AIM. Pictures do not belong in your copy. Repeat all the other data exactly.

Figure data in JSON
=-=-=
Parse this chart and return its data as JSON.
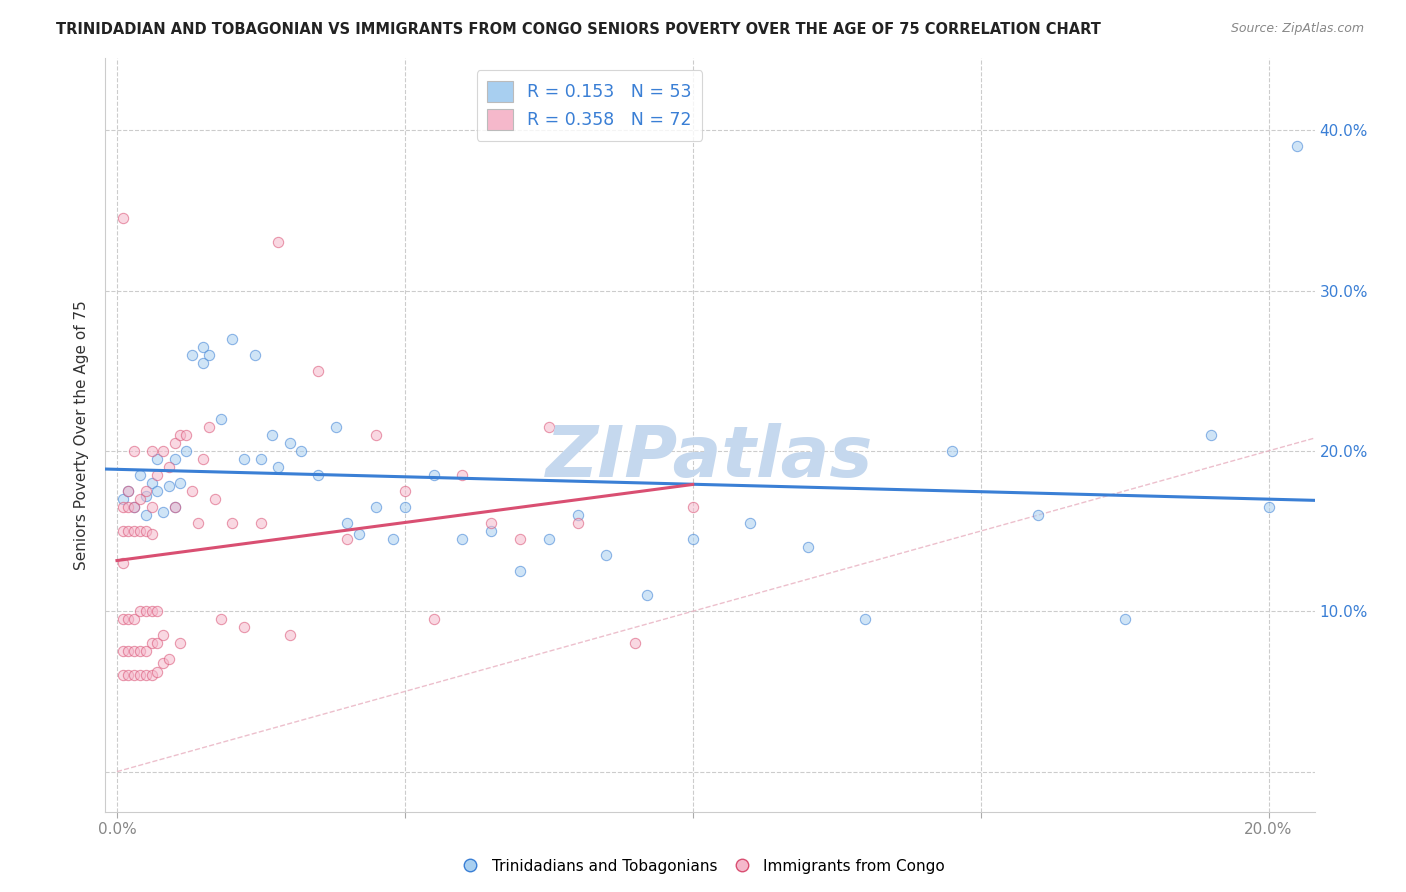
{
  "title": "TRINIDADIAN AND TOBAGONIAN VS IMMIGRANTS FROM CONGO SENIORS POVERTY OVER THE AGE OF 75 CORRELATION CHART",
  "source": "Source: ZipAtlas.com",
  "ylabel": "Seniors Poverty Over the Age of 75",
  "background_color": "#ffffff",
  "grid_color": "#cccccc",
  "blue_color": "#a8cff0",
  "pink_color": "#f5b8cb",
  "blue_line_color": "#3a7fd5",
  "pink_line_color": "#d94f72",
  "diagonal_color": "#e8b4c0",
  "R_blue": 0.153,
  "N_blue": 53,
  "R_pink": 0.358,
  "N_pink": 72,
  "xlim": [
    -0.002,
    0.208
  ],
  "ylim": [
    -0.025,
    0.445
  ],
  "blue_x": [
    0.001,
    0.002,
    0.003,
    0.004,
    0.005,
    0.005,
    0.006,
    0.007,
    0.007,
    0.008,
    0.009,
    0.01,
    0.01,
    0.011,
    0.012,
    0.013,
    0.015,
    0.015,
    0.016,
    0.018,
    0.02,
    0.022,
    0.024,
    0.025,
    0.027,
    0.028,
    0.03,
    0.032,
    0.035,
    0.038,
    0.04,
    0.042,
    0.045,
    0.048,
    0.05,
    0.055,
    0.06,
    0.065,
    0.07,
    0.075,
    0.08,
    0.085,
    0.092,
    0.1,
    0.11,
    0.12,
    0.13,
    0.145,
    0.16,
    0.175,
    0.19,
    0.2,
    0.205
  ],
  "blue_y": [
    0.17,
    0.175,
    0.165,
    0.185,
    0.172,
    0.16,
    0.18,
    0.195,
    0.175,
    0.162,
    0.178,
    0.165,
    0.195,
    0.18,
    0.2,
    0.26,
    0.265,
    0.255,
    0.26,
    0.22,
    0.27,
    0.195,
    0.26,
    0.195,
    0.21,
    0.19,
    0.205,
    0.2,
    0.185,
    0.215,
    0.155,
    0.148,
    0.165,
    0.145,
    0.165,
    0.185,
    0.145,
    0.15,
    0.125,
    0.145,
    0.16,
    0.135,
    0.11,
    0.145,
    0.155,
    0.14,
    0.095,
    0.2,
    0.16,
    0.095,
    0.21,
    0.165,
    0.39
  ],
  "pink_x": [
    0.001,
    0.001,
    0.001,
    0.001,
    0.001,
    0.001,
    0.001,
    0.002,
    0.002,
    0.002,
    0.002,
    0.002,
    0.002,
    0.003,
    0.003,
    0.003,
    0.003,
    0.003,
    0.003,
    0.004,
    0.004,
    0.004,
    0.004,
    0.004,
    0.005,
    0.005,
    0.005,
    0.005,
    0.005,
    0.006,
    0.006,
    0.006,
    0.006,
    0.006,
    0.006,
    0.007,
    0.007,
    0.007,
    0.007,
    0.008,
    0.008,
    0.008,
    0.009,
    0.009,
    0.01,
    0.01,
    0.011,
    0.011,
    0.012,
    0.013,
    0.014,
    0.015,
    0.016,
    0.017,
    0.018,
    0.02,
    0.022,
    0.025,
    0.028,
    0.03,
    0.035,
    0.04,
    0.045,
    0.05,
    0.055,
    0.06,
    0.065,
    0.07,
    0.075,
    0.08,
    0.09,
    0.1
  ],
  "pink_y": [
    0.06,
    0.075,
    0.095,
    0.13,
    0.15,
    0.165,
    0.345,
    0.06,
    0.075,
    0.095,
    0.15,
    0.165,
    0.175,
    0.06,
    0.075,
    0.095,
    0.15,
    0.165,
    0.2,
    0.06,
    0.075,
    0.1,
    0.15,
    0.17,
    0.06,
    0.075,
    0.1,
    0.15,
    0.175,
    0.06,
    0.08,
    0.1,
    0.148,
    0.165,
    0.2,
    0.062,
    0.08,
    0.1,
    0.185,
    0.068,
    0.085,
    0.2,
    0.07,
    0.19,
    0.165,
    0.205,
    0.08,
    0.21,
    0.21,
    0.175,
    0.155,
    0.195,
    0.215,
    0.17,
    0.095,
    0.155,
    0.09,
    0.155,
    0.33,
    0.085,
    0.25,
    0.145,
    0.21,
    0.175,
    0.095,
    0.185,
    0.155,
    0.145,
    0.215,
    0.155,
    0.08,
    0.165
  ],
  "marker_size": 55,
  "marker_alpha": 0.55,
  "watermark": "ZIPatlas",
  "watermark_color": "#c5d8ee",
  "watermark_fontsize": 52
}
=-=-=
WORKED SOLUTION.
Parse this chart and return its data as JSON.
{
  "title": "TRINIDADIAN AND TOBAGONIAN VS IMMIGRANTS FROM CONGO SENIORS POVERTY OVER THE AGE OF 75 CORRELATION CHART",
  "source": "Source: ZipAtlas.com",
  "ylabel": "Seniors Poverty Over the Age of 75",
  "background_color": "#ffffff",
  "grid_color": "#cccccc",
  "blue_color": "#a8cff0",
  "pink_color": "#f5b8cb",
  "blue_line_color": "#3a7fd5",
  "pink_line_color": "#d94f72",
  "diagonal_color": "#e8b4c0",
  "R_blue": 0.153,
  "N_blue": 53,
  "R_pink": 0.358,
  "N_pink": 72,
  "xlim": [
    -0.002,
    0.208
  ],
  "ylim": [
    -0.025,
    0.445
  ],
  "blue_x": [
    0.001,
    0.002,
    0.003,
    0.004,
    0.005,
    0.005,
    0.006,
    0.007,
    0.007,
    0.008,
    0.009,
    0.01,
    0.01,
    0.011,
    0.012,
    0.013,
    0.015,
    0.015,
    0.016,
    0.018,
    0.02,
    0.022,
    0.024,
    0.025,
    0.027,
    0.028,
    0.03,
    0.032,
    0.035,
    0.038,
    0.04,
    0.042,
    0.045,
    0.048,
    0.05,
    0.055,
    0.06,
    0.065,
    0.07,
    0.075,
    0.08,
    0.085,
    0.092,
    0.1,
    0.11,
    0.12,
    0.13,
    0.145,
    0.16,
    0.175,
    0.19,
    0.2,
    0.205
  ],
  "blue_y": [
    0.17,
    0.175,
    0.165,
    0.185,
    0.172,
    0.16,
    0.18,
    0.195,
    0.175,
    0.162,
    0.178,
    0.165,
    0.195,
    0.18,
    0.2,
    0.26,
    0.265,
    0.255,
    0.26,
    0.22,
    0.27,
    0.195,
    0.26,
    0.195,
    0.21,
    0.19,
    0.205,
    0.2,
    0.185,
    0.215,
    0.155,
    0.148,
    0.165,
    0.145,
    0.165,
    0.185,
    0.145,
    0.15,
    0.125,
    0.145,
    0.16,
    0.135,
    0.11,
    0.145,
    0.155,
    0.14,
    0.095,
    0.2,
    0.16,
    0.095,
    0.21,
    0.165,
    0.39
  ],
  "pink_x": [
    0.001,
    0.001,
    0.001,
    0.001,
    0.001,
    0.001,
    0.001,
    0.002,
    0.002,
    0.002,
    0.002,
    0.002,
    0.002,
    0.003,
    0.003,
    0.003,
    0.003,
    0.003,
    0.003,
    0.004,
    0.004,
    0.004,
    0.004,
    0.004,
    0.005,
    0.005,
    0.005,
    0.005,
    0.005,
    0.006,
    0.006,
    0.006,
    0.006,
    0.006,
    0.006,
    0.007,
    0.007,
    0.007,
    0.007,
    0.008,
    0.008,
    0.008,
    0.009,
    0.009,
    0.01,
    0.01,
    0.011,
    0.011,
    0.012,
    0.013,
    0.014,
    0.015,
    0.016,
    0.017,
    0.018,
    0.02,
    0.022,
    0.025,
    0.028,
    0.03,
    0.035,
    0.04,
    0.045,
    0.05,
    0.055,
    0.06,
    0.065,
    0.07,
    0.075,
    0.08,
    0.09,
    0.1
  ],
  "pink_y": [
    0.06,
    0.075,
    0.095,
    0.13,
    0.15,
    0.165,
    0.345,
    0.06,
    0.075,
    0.095,
    0.15,
    0.165,
    0.175,
    0.06,
    0.075,
    0.095,
    0.15,
    0.165,
    0.2,
    0.06,
    0.075,
    0.1,
    0.15,
    0.17,
    0.06,
    0.075,
    0.1,
    0.15,
    0.175,
    0.06,
    0.08,
    0.1,
    0.148,
    0.165,
    0.2,
    0.062,
    0.08,
    0.1,
    0.185,
    0.068,
    0.085,
    0.2,
    0.07,
    0.19,
    0.165,
    0.205,
    0.08,
    0.21,
    0.21,
    0.175,
    0.155,
    0.195,
    0.215,
    0.17,
    0.095,
    0.155,
    0.09,
    0.155,
    0.33,
    0.085,
    0.25,
    0.145,
    0.21,
    0.175,
    0.095,
    0.185,
    0.155,
    0.145,
    0.215,
    0.155,
    0.08,
    0.165
  ],
  "marker_size": 55,
  "marker_alpha": 0.55,
  "watermark": "ZIPatlas",
  "watermark_color": "#c5d8ee",
  "watermark_fontsize": 52
}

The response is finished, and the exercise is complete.